┌─ Input rows
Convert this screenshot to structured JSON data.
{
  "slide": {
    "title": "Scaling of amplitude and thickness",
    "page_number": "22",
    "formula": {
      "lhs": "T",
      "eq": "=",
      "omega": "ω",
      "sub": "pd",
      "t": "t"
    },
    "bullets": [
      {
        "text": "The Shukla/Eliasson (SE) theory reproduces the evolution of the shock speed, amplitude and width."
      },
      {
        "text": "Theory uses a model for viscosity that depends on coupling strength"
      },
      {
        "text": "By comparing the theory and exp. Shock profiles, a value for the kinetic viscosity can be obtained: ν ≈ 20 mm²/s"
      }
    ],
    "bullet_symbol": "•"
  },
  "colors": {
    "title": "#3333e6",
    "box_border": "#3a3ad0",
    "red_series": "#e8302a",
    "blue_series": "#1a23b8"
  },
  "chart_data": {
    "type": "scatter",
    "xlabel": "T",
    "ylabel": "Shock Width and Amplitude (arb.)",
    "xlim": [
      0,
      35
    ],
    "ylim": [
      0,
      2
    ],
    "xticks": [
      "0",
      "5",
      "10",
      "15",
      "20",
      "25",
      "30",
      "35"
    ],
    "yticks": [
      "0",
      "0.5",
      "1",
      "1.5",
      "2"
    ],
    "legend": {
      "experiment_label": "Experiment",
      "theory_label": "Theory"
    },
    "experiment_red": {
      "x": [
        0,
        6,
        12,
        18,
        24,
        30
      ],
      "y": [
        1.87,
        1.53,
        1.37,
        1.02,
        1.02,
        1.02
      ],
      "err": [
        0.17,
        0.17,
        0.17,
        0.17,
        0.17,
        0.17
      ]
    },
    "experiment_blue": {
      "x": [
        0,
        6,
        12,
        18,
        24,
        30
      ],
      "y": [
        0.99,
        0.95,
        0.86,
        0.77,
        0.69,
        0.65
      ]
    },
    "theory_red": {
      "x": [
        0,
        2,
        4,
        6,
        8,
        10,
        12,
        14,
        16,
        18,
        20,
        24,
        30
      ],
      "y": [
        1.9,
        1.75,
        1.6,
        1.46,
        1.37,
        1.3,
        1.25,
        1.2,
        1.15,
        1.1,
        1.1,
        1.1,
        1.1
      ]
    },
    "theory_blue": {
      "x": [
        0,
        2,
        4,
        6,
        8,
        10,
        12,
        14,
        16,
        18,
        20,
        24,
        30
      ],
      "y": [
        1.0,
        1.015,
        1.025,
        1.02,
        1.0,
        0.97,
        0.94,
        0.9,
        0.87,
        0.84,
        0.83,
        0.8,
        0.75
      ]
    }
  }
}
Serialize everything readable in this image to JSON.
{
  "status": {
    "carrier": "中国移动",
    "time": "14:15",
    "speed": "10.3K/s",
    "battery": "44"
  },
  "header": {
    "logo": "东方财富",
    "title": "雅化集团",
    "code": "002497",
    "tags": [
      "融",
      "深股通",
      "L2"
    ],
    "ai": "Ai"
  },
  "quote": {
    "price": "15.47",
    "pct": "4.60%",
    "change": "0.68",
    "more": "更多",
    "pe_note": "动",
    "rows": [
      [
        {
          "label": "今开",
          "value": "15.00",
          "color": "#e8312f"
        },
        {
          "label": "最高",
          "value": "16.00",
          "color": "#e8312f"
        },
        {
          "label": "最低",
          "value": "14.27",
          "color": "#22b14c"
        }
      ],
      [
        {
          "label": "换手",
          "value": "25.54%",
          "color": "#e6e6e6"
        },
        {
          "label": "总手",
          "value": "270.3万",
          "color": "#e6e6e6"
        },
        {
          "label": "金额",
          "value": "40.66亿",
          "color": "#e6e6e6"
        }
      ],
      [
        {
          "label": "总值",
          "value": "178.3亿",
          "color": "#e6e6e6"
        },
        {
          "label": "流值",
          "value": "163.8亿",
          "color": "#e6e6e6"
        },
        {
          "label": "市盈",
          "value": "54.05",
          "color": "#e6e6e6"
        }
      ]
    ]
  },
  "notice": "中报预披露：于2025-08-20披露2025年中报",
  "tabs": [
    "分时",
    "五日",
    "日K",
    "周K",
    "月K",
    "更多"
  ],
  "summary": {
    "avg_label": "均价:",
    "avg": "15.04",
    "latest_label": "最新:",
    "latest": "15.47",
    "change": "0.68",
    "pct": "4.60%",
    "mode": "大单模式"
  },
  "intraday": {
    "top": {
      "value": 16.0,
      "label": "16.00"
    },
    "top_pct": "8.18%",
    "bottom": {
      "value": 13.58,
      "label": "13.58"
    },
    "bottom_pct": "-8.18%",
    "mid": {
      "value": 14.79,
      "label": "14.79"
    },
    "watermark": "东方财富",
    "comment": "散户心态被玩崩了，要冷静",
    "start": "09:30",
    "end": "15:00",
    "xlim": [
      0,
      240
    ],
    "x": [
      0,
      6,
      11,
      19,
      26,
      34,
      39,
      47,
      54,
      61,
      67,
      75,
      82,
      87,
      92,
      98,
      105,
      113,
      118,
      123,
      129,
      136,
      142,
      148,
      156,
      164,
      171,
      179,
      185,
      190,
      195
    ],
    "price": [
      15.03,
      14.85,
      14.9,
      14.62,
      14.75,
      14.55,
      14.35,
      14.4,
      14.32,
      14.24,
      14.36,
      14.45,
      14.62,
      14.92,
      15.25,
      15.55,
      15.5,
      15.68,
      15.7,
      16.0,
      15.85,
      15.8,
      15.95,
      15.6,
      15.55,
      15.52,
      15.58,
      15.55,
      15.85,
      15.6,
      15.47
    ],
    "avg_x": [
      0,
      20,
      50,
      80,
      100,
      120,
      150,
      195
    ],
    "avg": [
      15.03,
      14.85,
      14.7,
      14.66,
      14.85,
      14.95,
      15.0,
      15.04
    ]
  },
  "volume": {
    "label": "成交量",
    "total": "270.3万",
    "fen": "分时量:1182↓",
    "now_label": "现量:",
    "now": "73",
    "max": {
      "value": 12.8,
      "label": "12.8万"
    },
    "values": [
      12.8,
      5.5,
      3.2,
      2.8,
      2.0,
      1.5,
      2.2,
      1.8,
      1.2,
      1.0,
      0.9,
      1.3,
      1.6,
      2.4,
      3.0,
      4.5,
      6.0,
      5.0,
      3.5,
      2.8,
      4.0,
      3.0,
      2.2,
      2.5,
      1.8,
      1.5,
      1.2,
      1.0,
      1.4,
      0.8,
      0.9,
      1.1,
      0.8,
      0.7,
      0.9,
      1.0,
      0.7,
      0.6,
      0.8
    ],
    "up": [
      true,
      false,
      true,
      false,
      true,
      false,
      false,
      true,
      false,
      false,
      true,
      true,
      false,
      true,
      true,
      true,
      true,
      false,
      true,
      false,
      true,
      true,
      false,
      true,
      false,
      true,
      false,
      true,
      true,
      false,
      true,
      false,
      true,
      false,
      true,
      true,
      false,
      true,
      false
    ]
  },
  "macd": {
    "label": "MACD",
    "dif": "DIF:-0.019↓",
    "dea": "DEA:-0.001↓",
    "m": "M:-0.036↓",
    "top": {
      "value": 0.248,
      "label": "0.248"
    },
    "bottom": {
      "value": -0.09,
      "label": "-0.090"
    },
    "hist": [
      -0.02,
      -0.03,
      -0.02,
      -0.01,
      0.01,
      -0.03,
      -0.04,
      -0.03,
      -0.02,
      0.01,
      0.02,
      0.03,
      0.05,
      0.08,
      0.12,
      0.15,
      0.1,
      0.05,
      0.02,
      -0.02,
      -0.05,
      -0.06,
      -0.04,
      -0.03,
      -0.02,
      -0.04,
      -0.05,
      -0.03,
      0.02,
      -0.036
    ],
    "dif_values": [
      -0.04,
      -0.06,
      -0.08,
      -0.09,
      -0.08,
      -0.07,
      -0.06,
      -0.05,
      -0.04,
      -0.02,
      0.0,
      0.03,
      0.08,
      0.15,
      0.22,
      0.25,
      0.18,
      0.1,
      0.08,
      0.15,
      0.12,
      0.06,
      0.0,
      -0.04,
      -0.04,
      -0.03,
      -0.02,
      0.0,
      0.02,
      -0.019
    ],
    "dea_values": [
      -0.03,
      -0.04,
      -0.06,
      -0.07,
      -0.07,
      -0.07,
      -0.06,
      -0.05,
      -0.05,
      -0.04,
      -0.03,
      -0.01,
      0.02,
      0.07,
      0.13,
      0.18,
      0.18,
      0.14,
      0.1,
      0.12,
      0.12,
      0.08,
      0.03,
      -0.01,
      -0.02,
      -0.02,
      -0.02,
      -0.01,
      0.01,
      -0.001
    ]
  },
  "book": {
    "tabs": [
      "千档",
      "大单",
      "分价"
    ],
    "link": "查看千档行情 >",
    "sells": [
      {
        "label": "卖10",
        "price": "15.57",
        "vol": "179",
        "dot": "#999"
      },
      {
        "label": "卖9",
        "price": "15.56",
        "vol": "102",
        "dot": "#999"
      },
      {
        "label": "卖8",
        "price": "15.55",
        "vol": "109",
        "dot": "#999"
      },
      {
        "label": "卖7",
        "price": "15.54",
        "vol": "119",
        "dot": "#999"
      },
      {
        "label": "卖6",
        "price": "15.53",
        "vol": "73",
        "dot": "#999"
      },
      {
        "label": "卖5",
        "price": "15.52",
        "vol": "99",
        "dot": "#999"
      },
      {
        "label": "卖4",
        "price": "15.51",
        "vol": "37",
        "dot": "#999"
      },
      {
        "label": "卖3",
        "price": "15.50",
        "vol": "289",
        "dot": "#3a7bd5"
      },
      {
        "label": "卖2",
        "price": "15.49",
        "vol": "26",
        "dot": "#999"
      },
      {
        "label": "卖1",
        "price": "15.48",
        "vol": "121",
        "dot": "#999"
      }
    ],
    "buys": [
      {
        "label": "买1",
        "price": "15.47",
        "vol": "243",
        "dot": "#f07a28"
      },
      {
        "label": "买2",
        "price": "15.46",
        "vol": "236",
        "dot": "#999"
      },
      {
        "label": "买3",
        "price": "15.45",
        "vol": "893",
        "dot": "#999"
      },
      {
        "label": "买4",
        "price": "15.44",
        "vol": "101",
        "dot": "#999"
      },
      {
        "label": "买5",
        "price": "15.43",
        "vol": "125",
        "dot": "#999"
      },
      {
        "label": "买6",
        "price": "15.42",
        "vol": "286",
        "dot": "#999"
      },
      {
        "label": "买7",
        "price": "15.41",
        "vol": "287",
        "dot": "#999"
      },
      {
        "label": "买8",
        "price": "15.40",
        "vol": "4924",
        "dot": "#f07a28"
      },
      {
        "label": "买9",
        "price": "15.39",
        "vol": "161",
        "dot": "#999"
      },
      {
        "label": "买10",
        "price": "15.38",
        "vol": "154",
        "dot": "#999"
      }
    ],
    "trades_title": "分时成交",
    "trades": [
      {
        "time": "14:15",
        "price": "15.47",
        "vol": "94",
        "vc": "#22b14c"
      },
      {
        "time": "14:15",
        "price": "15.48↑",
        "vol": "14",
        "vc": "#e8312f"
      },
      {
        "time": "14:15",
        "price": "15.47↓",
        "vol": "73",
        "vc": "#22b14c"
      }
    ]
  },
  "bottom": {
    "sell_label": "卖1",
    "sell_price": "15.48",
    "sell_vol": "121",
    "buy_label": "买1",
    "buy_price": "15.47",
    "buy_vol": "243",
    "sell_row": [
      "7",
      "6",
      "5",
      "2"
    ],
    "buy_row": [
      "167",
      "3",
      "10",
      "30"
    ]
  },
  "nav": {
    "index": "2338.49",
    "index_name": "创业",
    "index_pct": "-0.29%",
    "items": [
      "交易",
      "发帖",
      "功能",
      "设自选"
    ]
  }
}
└─
Report how many lines of the preceding records include "this". Output the number only.

2